[Items]

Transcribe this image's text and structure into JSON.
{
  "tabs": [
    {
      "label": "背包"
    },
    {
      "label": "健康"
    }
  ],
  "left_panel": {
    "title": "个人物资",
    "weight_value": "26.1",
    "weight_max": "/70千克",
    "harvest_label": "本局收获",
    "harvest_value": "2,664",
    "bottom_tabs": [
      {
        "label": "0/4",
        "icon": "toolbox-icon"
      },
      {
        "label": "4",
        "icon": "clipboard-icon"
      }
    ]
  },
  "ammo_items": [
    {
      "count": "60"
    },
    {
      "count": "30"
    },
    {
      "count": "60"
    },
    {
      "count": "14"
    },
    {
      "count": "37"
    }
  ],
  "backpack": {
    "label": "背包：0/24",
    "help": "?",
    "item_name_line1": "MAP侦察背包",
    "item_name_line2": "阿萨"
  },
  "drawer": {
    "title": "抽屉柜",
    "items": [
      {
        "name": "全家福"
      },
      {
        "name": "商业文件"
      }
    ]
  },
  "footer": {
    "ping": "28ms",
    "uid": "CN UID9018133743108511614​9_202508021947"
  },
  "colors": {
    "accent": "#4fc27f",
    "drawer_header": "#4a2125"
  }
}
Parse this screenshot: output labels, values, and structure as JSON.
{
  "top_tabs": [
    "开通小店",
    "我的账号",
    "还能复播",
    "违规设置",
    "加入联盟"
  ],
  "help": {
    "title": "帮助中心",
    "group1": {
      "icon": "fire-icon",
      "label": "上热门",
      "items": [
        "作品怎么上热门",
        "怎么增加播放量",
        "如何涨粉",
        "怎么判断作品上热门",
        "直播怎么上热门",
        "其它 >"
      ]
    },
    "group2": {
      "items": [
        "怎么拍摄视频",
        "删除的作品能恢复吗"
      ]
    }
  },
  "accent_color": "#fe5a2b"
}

[Stated exercise]
Type the material above out again, exactly.

[Solution below]
Transcribe this image's text and structure into JSON.
{
  "tabs": [
    {
      "label": "背包"
    },
    {
      "label": "健康"
    }
  ],
  "left_panel": {
    "title": "个人物资",
    "weight_value": "26.1",
    "weight_max": "/70千克",
    "harvest_label": "本局收获",
    "harvest_value": "2,664",
    "bottom_tabs": [
      {
        "label": "0/4",
        "icon": "toolbox-icon"
      },
      {
        "label": "4",
        "icon": "clipboard-icon"
      }
    ]
  },
  "ammo_items": [
    {
      "count": "60"
    },
    {
      "count": "30"
    },
    {
      "count": "60"
    },
    {
      "count": "14"
    },
    {
      "count": "37"
    }
  ],
  "backpack": {
    "label": "背包：0/24",
    "help": "?",
    "item_name_line1": "MAP侦察背包",
    "item_name_line2": "阿萨"
  },
  "drawer": {
    "title": "抽屉柜",
    "items": [
      {
        "name": "全家福"
      },
      {
        "name": "商业文件"
      }
    ]
  },
  "footer": {
    "ping": "28ms",
    "uid": "CN UID9018133743108511614​9_202508021947"
  },
  "colors": {
    "accent": "#4fc27f",
    "drawer_header": "#4a2125"
  }
}
Parse this screenshot: output labels, values, and structure as JSON.
{
  "top_tabs": [
    "开通小店",
    "我的账号",
    "还能复播",
    "违规设置",
    "加入联盟"
  ],
  "help": {
    "title": "帮助中心",
    "group1": {
      "icon": "fire-icon",
      "label": "上热门",
      "items": [
        "作品怎么上热门",
        "怎么增加播放量",
        "如何涨粉",
        "怎么判断作品上热门",
        "直播怎么上热门",
        "其它 >"
      ]
    },
    "group2": {
      "items": [
        "怎么拍摄视频",
        "删除的作品能恢复吗"
      ]
    }
  },
  "accent_color": "#fe5a2b"
}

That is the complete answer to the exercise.